> PROBLEM TO WORK ON: Retype each line of the material exactly, please, skipping any picture in it.

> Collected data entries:

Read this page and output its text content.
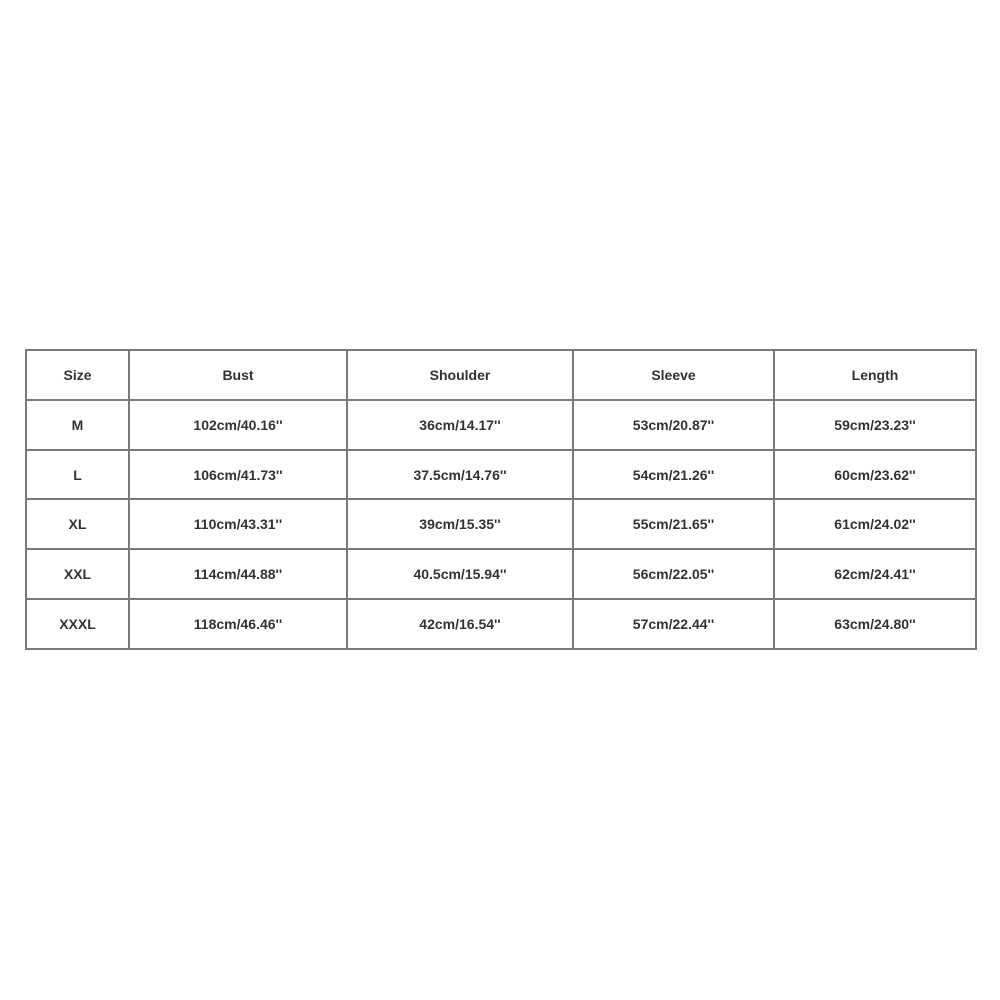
Size	Bust	Shoulder	Sleeve	Length
M	102cm/40.16''	36cm/14.17''	53cm/20.87''	59cm/23.23''
L	106cm/41.73''	37.5cm/14.76''	54cm/21.26''	60cm/23.62''
XL	110cm/43.31''	39cm/15.35''	55cm/21.65''	61cm/24.02''
XXL	114cm/44.88''	40.5cm/15.94''	56cm/22.05''	62cm/24.41''
XXXL	118cm/46.46''	42cm/16.54''	57cm/22.44''	63cm/24.80''
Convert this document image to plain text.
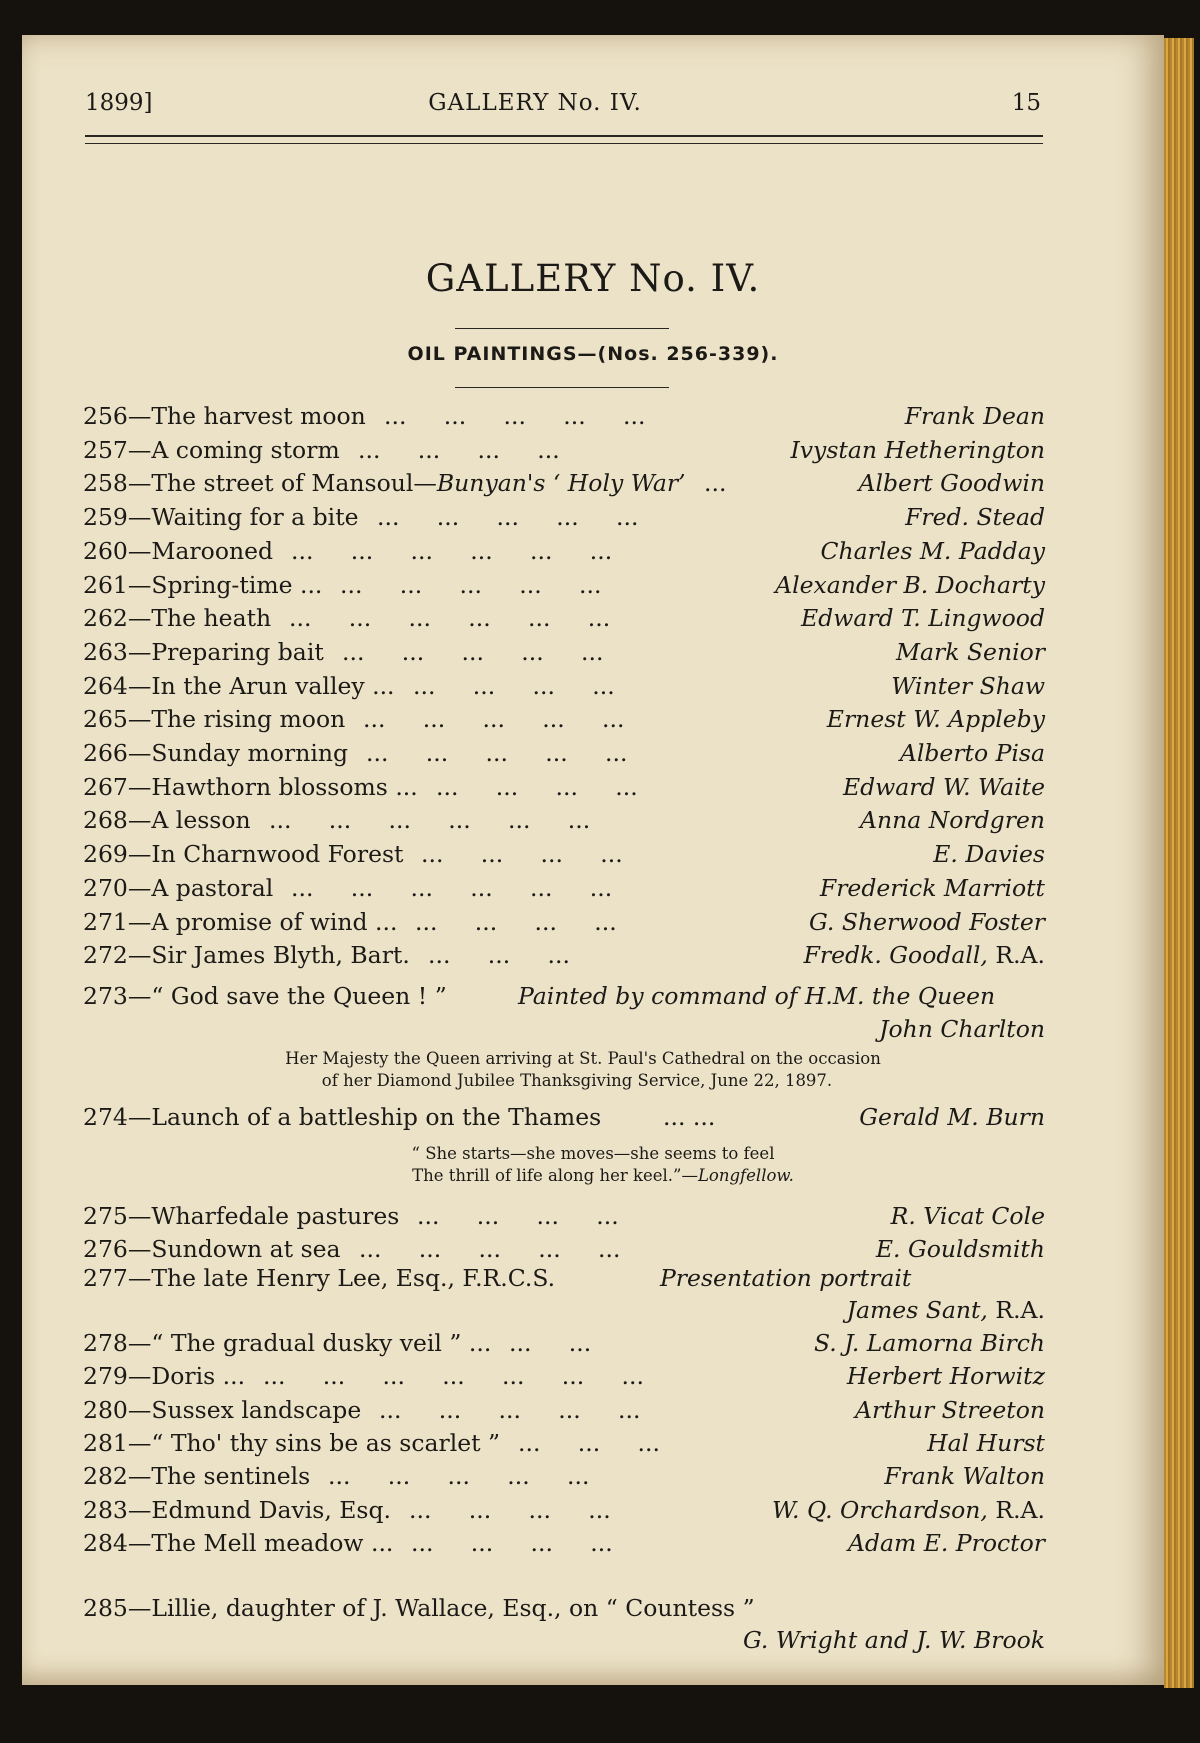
1899]	GALLERY No. IV.	15
GALLERY No. IV.
OIL PAINTINGS—(Nos. 256-339).
256—The harvest moon ...     ...     ...     ...     ...	Frank Dean
257—A coming storm ...     ...     ...     ...	Ivystan Hetherington
258—The street of Mansoul—Bunyan's ‘ Holy War’ ...	Albert Goodwin
259—Waiting for a bite ...     ...     ...     ...     ...	Fred. Stead
260—Marooned ...     ...     ...     ...     ...     ...	Charles M. Padday
261—Spring-time ... ...     ...     ...     ...     ...	Alexander B. Docharty
262—The heath ...     ...     ...     ...     ...     ...	Edward T. Lingwood
263—Preparing bait ...     ...     ...     ...     ...	Mark Senior
264—In the Arun valley ... ...     ...     ...     ...	Winter Shaw
265—The rising moon ...     ...     ...     ...     ...	Ernest W. Appleby
266—Sunday morning ...     ...     ...     ...     ...	Alberto Pisa
267—Hawthorn blossoms ... ...     ...     ...     ...	Edward W. Waite
268—A lesson ...     ...     ...     ...     ...     ...	Anna Nordgren
269—In Charnwood Forest ...     ...     ...     ...	E. Davies
270—A pastoral ...     ...     ...     ...     ...     ...	Frederick Marriott
271—A promise of wind ... ...     ...     ...     ...	G. Sherwood Foster
272—Sir James Blyth, Bart. ...     ...     ...	Fredk. Goodall, R.A.
273—“ God save the Queen ! ”	Painted by command of H.M. the Queen
John Charlton
Her Majesty the Queen arriving at St. Paul's Cathedral on the occasion
of her Diamond Jubilee Thanksgiving Service, June 22, 1897.
274—Launch of a battleship on the Thames	... ...	Gerald M. Burn
“ She starts—she moves—she seems to feel
The thrill of life along her keel.”—Longfellow.
275—Wharfedale pastures ...     ...     ...     ...	R. Vicat Cole
276—Sundown at sea ...     ...     ...     ...     ...	E. Gouldsmith
277—The late Henry Lee, Esq., F.R.C.S.	Presentation portrait
James Sant, R.A.
278—“ The gradual dusky veil ” ... ...     ...	S. J. Lamorna Birch
279—Doris ... ...     ...     ...     ...     ...     ...     ...	Herbert Horwitz
280—Sussex landscape ...     ...     ...     ...     ...	Arthur Streeton
281—“ Tho' thy sins be as scarlet ” ...     ...     ...	Hal Hurst
282—The sentinels ...     ...     ...     ...     ...	Frank Walton
283—Edmund Davis, Esq. ...     ...     ...     ...	W. Q. Orchardson, R.A.
284—The Mell meadow ... ...     ...     ...     ...	Adam E. Proctor
285—Lillie, daughter of J. Wallace, Esq., on “ Countess ”
G. Wright and J. W. Brook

> THE RESULT:
Read this page and output its text content.
Size	Bust	Shoulder	Sleeve	Length
M	102cm/40.16''	36cm/14.17''	53cm/20.87''	59cm/23.23''
L	106cm/41.73''	37.5cm/14.76''	54cm/21.26''	60cm/23.62''
XL	110cm/43.31''	39cm/15.35''	55cm/21.65''	61cm/24.02''
XXL	114cm/44.88''	40.5cm/15.94''	56cm/22.05''	62cm/24.41''
XXXL	118cm/46.46''	42cm/16.54''	57cm/22.44''	63cm/24.80''
Convert this document image to plain text.
1899]	GALLERY No. IV.	15
GALLERY No. IV.
OIL PAINTINGS—(Nos. 256-339).
256—The harvest moon ...     ...     ...     ...     ...	Frank Dean
257—A coming storm ...     ...     ...     ...	Ivystan Hetherington
258—The street of Mansoul—Bunyan's ‘ Holy War’ ...	Albert Goodwin
259—Waiting for a bite ...     ...     ...     ...     ...	Fred. Stead
260—Marooned ...     ...     ...     ...     ...     ...	Charles M. Padday
261—Spring-time ... ...     ...     ...     ...     ...	Alexander B. Docharty
262—The heath ...     ...     ...     ...     ...     ...	Edward T. Lingwood
263—Preparing bait ...     ...     ...     ...     ...	Mark Senior
264—In the Arun valley ... ...     ...     ...     ...	Winter Shaw
265—The rising moon ...     ...     ...     ...     ...	Ernest W. Appleby
266—Sunday morning ...     ...     ...     ...     ...	Alberto Pisa
267—Hawthorn blossoms ... ...     ...     ...     ...	Edward W. Waite
268—A lesson ...     ...     ...     ...     ...     ...	Anna Nordgren
269—In Charnwood Forest ...     ...     ...     ...	E. Davies
270—A pastoral ...     ...     ...     ...     ...     ...	Frederick Marriott
271—A promise of wind ... ...     ...     ...     ...	G. Sherwood Foster
272—Sir James Blyth, Bart. ...     ...     ...	Fredk. Goodall, R.A.
273—“ God save the Queen ! ”	Painted by command of H.M. the Queen
John Charlton
Her Majesty the Queen arriving at St. Paul's Cathedral on the occasion
of her Diamond Jubilee Thanksgiving Service, June 22, 1897.
274—Launch of a battleship on the Thames	... ...	Gerald M. Burn
“ She starts—she moves—she seems to feel
The thrill of life along her keel.”—Longfellow.
275—Wharfedale pastures ...     ...     ...     ...	R. Vicat Cole
276—Sundown at sea ...     ...     ...     ...     ...	E. Gouldsmith
277—The late Henry Lee, Esq., F.R.C.S.	Presentation portrait
James Sant, R.A.
278—“ The gradual dusky veil ” ... ...     ...	S. J. Lamorna Birch
279—Doris ... ...     ...     ...     ...     ...     ...     ...	Herbert Horwitz
280—Sussex landscape ...     ...     ...     ...     ...	Arthur Streeton
281—“ Tho' thy sins be as scarlet ” ...     ...     ...	Hal Hurst
282—The sentinels ...     ...     ...     ...     ...	Frank Walton
283—Edmund Davis, Esq. ...     ...     ...     ...	W. Q. Orchardson, R.A.
284—The Mell meadow ... ...     ...     ...     ...	Adam E. Proctor
285—Lillie, daughter of J. Wallace, Esq., on “ Countess ”
G. Wright and J. W. Brook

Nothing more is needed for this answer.